RECORDS TO PROCESS
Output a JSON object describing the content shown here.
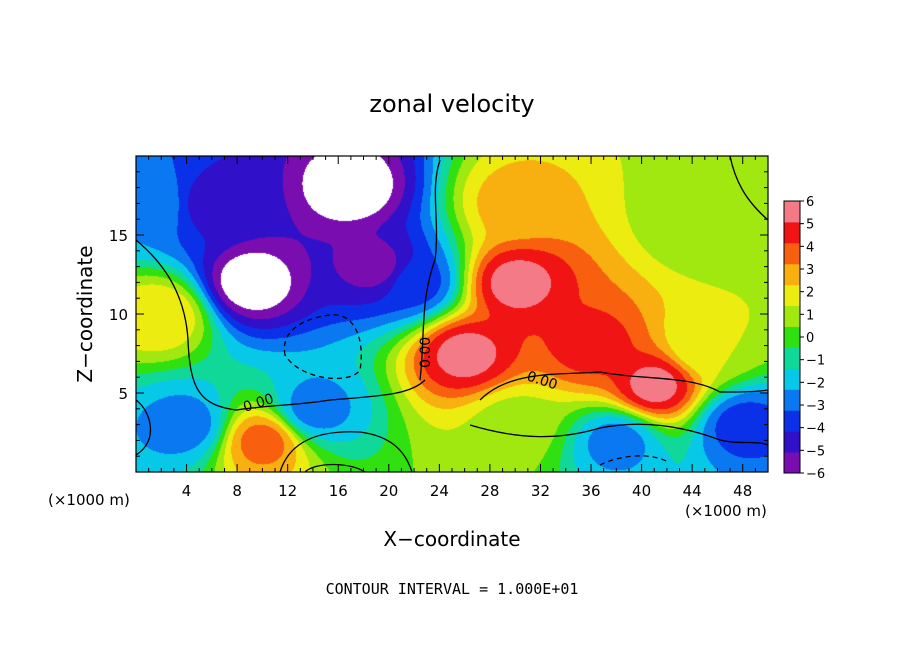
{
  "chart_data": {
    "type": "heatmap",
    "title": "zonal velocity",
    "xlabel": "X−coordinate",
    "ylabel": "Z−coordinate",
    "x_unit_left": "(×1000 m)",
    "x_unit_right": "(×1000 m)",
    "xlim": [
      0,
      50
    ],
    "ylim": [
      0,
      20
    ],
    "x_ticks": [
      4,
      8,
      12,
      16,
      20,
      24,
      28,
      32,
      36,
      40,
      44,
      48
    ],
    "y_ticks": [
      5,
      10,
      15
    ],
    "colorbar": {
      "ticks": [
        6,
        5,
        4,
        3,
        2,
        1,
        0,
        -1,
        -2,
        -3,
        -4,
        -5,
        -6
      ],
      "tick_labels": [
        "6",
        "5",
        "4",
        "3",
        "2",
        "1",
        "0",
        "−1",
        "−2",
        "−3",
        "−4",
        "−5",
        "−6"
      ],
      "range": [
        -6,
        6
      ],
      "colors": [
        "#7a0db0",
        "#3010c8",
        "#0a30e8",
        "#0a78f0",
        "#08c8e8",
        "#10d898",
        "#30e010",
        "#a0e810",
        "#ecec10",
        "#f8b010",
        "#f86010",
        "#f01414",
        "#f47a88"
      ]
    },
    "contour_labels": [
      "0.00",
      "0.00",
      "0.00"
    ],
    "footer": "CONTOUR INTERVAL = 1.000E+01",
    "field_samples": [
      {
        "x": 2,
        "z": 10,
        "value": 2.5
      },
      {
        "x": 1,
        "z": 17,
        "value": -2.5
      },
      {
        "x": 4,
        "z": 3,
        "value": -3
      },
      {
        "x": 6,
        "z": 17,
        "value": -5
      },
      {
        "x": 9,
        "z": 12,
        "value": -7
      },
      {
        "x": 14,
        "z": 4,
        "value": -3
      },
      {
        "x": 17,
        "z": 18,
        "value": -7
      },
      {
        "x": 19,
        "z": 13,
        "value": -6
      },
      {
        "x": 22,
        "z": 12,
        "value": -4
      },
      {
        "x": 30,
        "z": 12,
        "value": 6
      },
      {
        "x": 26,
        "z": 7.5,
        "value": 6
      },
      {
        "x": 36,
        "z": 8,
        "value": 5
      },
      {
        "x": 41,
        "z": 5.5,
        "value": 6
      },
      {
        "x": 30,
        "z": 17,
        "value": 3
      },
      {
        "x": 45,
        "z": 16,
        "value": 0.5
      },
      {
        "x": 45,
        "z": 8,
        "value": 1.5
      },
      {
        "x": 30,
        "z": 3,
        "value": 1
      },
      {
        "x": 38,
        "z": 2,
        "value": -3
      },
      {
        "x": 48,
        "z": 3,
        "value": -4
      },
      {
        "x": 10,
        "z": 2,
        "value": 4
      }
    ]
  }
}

==

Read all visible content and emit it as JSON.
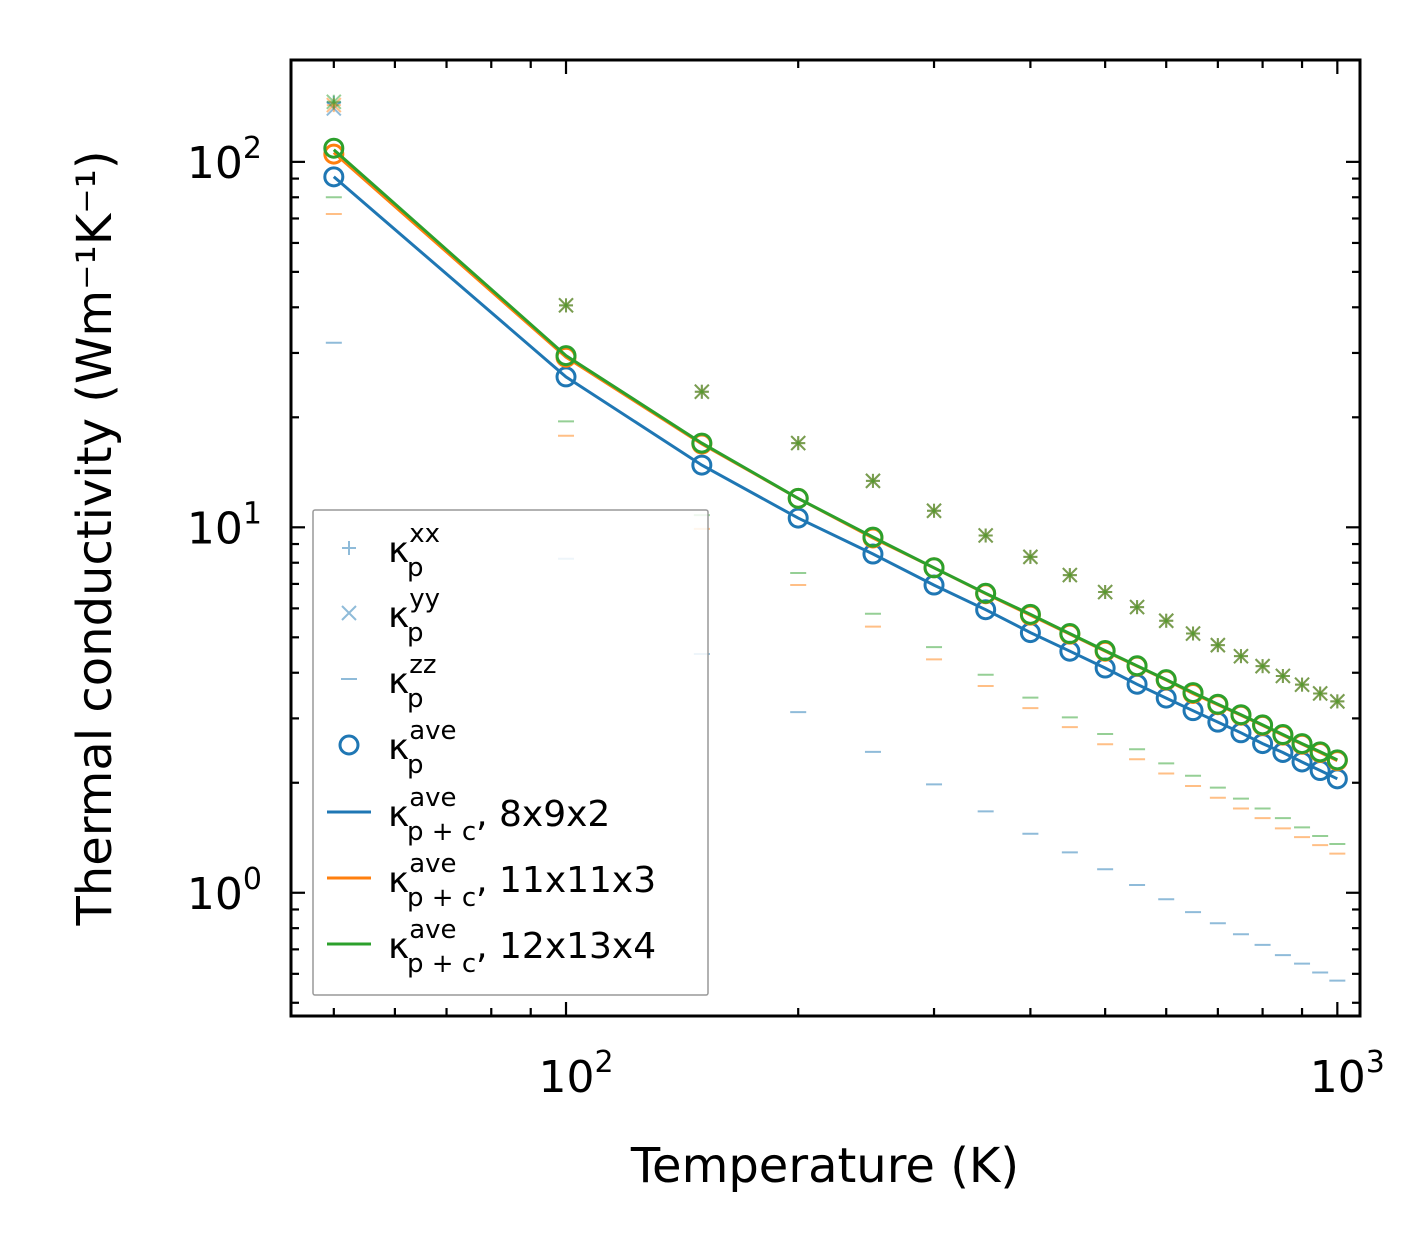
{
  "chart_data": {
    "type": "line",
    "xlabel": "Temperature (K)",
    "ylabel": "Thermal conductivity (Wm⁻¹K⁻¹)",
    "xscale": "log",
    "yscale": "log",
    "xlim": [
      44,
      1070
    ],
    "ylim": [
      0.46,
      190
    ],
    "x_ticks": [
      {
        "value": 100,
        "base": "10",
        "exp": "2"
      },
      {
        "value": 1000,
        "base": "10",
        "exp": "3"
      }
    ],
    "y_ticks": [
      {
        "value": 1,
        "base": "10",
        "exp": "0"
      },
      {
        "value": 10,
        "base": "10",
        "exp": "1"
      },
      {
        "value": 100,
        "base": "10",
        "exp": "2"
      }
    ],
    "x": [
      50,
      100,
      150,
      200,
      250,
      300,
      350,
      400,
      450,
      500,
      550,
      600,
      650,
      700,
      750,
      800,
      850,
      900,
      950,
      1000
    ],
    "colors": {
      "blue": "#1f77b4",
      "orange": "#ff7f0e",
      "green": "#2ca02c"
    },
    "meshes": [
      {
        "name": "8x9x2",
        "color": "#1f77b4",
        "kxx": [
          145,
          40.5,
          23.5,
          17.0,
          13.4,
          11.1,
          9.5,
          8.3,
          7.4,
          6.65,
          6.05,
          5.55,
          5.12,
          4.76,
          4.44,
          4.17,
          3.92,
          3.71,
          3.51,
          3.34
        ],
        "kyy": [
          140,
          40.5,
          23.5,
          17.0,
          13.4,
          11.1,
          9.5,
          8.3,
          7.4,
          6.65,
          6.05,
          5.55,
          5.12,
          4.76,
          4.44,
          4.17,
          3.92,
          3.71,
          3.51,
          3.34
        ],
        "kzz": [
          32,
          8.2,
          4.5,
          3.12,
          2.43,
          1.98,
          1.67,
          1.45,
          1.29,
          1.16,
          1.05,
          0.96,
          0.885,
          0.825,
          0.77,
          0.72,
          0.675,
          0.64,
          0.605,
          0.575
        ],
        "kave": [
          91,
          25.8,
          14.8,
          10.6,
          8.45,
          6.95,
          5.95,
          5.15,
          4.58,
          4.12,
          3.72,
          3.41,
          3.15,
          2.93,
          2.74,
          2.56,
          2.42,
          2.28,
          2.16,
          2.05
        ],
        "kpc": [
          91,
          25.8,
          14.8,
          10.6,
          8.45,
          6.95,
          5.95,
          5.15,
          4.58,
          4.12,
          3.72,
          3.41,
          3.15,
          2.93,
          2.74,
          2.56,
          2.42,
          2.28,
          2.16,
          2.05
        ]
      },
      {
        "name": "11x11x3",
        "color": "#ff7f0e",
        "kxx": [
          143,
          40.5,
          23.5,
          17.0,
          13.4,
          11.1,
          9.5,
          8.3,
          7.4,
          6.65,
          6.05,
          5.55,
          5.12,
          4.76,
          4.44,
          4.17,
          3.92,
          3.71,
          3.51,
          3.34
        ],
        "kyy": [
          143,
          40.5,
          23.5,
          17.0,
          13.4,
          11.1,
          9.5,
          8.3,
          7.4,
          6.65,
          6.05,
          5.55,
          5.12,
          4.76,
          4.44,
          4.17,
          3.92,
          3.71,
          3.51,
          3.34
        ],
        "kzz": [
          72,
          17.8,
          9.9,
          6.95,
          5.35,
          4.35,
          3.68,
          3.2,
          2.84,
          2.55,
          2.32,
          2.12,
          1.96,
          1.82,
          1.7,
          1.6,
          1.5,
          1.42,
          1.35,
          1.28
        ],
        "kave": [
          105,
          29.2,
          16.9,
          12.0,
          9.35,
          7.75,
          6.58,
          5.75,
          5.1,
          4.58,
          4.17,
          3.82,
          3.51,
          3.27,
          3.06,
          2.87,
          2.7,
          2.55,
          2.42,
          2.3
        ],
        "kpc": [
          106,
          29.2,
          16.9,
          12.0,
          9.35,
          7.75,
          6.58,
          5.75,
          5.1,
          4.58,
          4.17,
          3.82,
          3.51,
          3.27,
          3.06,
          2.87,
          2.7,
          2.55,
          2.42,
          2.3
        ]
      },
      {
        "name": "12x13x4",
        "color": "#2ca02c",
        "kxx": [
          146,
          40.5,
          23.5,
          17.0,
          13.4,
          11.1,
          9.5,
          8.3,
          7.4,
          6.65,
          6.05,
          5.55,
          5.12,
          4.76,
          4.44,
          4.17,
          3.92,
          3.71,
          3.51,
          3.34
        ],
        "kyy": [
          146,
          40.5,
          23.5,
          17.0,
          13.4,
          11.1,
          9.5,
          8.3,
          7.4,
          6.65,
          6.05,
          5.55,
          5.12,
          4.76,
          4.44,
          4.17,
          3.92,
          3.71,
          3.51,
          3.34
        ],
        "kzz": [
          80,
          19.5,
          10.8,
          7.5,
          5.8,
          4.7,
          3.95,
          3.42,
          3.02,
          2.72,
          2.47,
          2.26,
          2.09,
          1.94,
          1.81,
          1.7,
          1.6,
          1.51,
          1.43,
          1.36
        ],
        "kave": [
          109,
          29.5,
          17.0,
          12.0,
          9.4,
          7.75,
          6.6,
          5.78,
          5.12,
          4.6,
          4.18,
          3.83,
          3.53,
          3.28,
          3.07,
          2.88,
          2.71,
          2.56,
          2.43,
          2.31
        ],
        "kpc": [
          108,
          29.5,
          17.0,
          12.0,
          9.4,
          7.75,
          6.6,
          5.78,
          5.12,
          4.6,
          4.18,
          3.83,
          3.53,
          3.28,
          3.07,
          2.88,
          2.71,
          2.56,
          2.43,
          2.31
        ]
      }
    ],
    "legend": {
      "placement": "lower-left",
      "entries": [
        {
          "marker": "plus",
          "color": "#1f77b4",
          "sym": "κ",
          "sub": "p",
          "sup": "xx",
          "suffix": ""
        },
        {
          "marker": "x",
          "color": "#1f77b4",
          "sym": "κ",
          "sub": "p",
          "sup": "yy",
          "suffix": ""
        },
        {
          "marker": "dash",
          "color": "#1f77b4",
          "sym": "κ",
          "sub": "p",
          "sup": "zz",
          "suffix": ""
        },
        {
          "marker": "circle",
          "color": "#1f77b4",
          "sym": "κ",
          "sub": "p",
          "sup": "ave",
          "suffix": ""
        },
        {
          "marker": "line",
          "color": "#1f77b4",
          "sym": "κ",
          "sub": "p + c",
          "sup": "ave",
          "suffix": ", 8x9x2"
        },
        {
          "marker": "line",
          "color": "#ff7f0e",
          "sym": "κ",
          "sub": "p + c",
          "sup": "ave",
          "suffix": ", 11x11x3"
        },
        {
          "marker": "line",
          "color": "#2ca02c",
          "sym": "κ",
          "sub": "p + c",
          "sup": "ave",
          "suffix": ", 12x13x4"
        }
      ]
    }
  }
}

* * *

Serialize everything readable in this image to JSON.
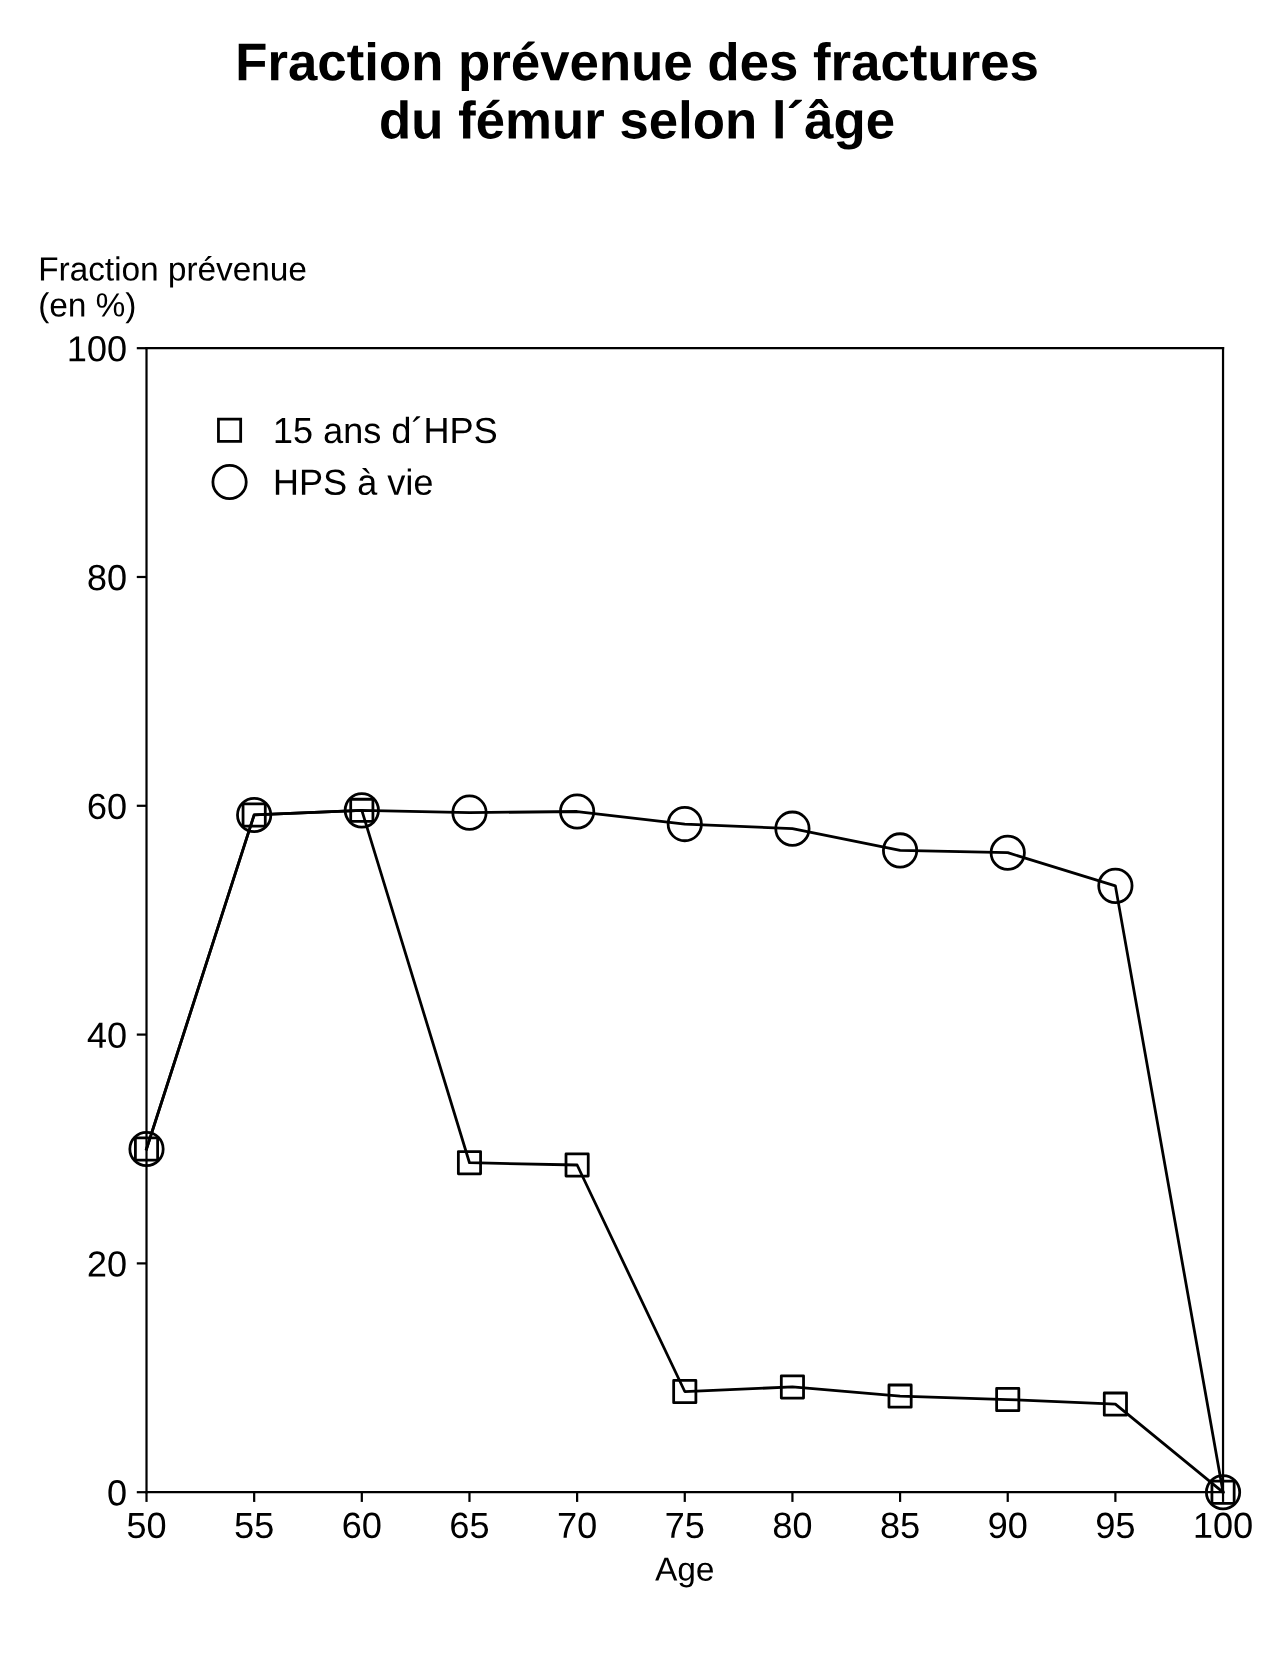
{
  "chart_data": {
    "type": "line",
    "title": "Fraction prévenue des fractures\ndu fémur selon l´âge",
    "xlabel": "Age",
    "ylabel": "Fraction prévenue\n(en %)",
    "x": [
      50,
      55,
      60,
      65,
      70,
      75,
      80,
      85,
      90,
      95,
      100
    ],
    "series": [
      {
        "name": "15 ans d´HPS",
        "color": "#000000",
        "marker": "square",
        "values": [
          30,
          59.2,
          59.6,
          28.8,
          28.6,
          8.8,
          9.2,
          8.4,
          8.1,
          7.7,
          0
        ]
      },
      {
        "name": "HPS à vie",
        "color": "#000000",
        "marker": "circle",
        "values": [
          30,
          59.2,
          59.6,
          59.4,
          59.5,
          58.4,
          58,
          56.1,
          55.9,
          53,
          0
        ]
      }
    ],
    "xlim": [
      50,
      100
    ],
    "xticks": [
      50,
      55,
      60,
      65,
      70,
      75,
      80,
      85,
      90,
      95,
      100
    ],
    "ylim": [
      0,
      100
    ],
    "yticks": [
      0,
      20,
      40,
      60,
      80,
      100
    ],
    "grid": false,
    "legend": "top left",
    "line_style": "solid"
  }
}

WHAT YOU ARE ASKED TO DO
Each line above that includes "Fraction" counts once; state the total and nothing more.

THE ANSWER
2